» Exercise details
Would you retype, word for word, the line with "Read this page and output its text content." and every line after it through the end of the records below?

Raw records
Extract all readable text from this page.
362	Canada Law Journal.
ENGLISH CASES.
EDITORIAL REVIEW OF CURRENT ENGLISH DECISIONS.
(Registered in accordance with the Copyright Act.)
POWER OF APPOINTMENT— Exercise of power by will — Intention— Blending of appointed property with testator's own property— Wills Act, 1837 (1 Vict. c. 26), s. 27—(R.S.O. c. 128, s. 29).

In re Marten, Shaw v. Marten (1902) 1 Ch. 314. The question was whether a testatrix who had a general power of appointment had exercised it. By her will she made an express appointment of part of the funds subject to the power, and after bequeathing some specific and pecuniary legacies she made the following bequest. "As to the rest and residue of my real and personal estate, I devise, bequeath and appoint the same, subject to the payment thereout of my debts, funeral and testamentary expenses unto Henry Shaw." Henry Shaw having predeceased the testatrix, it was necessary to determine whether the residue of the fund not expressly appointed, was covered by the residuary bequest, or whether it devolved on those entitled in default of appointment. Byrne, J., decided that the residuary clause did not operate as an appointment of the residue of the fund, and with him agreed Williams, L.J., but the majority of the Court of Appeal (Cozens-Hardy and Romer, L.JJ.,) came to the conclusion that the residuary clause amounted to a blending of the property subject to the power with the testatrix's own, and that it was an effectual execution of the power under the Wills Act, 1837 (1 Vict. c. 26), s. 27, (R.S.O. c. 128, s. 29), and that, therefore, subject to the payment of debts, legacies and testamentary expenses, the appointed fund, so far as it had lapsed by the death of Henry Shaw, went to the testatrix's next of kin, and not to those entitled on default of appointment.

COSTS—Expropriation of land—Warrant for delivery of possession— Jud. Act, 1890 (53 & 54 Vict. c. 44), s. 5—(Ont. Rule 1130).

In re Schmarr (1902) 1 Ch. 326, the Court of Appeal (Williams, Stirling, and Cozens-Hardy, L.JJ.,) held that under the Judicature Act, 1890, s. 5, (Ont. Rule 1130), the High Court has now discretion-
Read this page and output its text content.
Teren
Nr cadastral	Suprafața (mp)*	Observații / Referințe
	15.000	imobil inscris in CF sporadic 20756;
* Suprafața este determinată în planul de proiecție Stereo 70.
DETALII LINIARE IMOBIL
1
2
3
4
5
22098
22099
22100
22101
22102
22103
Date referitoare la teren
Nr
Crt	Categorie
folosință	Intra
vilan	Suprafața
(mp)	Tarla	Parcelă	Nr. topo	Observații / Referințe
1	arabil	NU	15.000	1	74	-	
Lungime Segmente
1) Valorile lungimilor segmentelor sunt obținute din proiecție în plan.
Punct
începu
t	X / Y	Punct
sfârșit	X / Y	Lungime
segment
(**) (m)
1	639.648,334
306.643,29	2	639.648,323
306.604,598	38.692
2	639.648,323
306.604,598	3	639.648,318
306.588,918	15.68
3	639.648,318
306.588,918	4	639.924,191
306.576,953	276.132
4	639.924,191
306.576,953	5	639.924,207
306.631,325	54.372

» Output for this exercise
Read this page and output its text content.
Teren
Nr cadastral	Suprafața (mp)*	Observații / Referințe
	15.000	imobil inscris in CF sporadic 20756;
* Suprafața este determinată în planul de proiecție Stereo 70.
DETALII LINIARE IMOBIL
1
2
3
4
5
22098
22099
22100
22101
22102
22103
Date referitoare la teren
Nr
Crt	Categorie
folosință	Intra
vilan	Suprafața
(mp)	Tarla	Parcelă	Nr. topo	Observații / Referințe
1	arabil	NU	15.000	1	74	-	
Lungime Segmente
1) Valorile lungimilor segmentelor sunt obținute din proiecție în plan.
Punct
începu
t	X / Y	Punct
sfârșit	X / Y	Lungime
segment
(**) (m)
1	639.648,334
306.643,29	2	639.648,323
306.604,598	38.692
2	639.648,323
306.604,598	3	639.648,318
306.588,918	15.68
3	639.648,318
306.588,918	4	639.924,191
306.576,953	276.132
4	639.924,191
306.576,953	5	639.924,207
306.631,325	54.372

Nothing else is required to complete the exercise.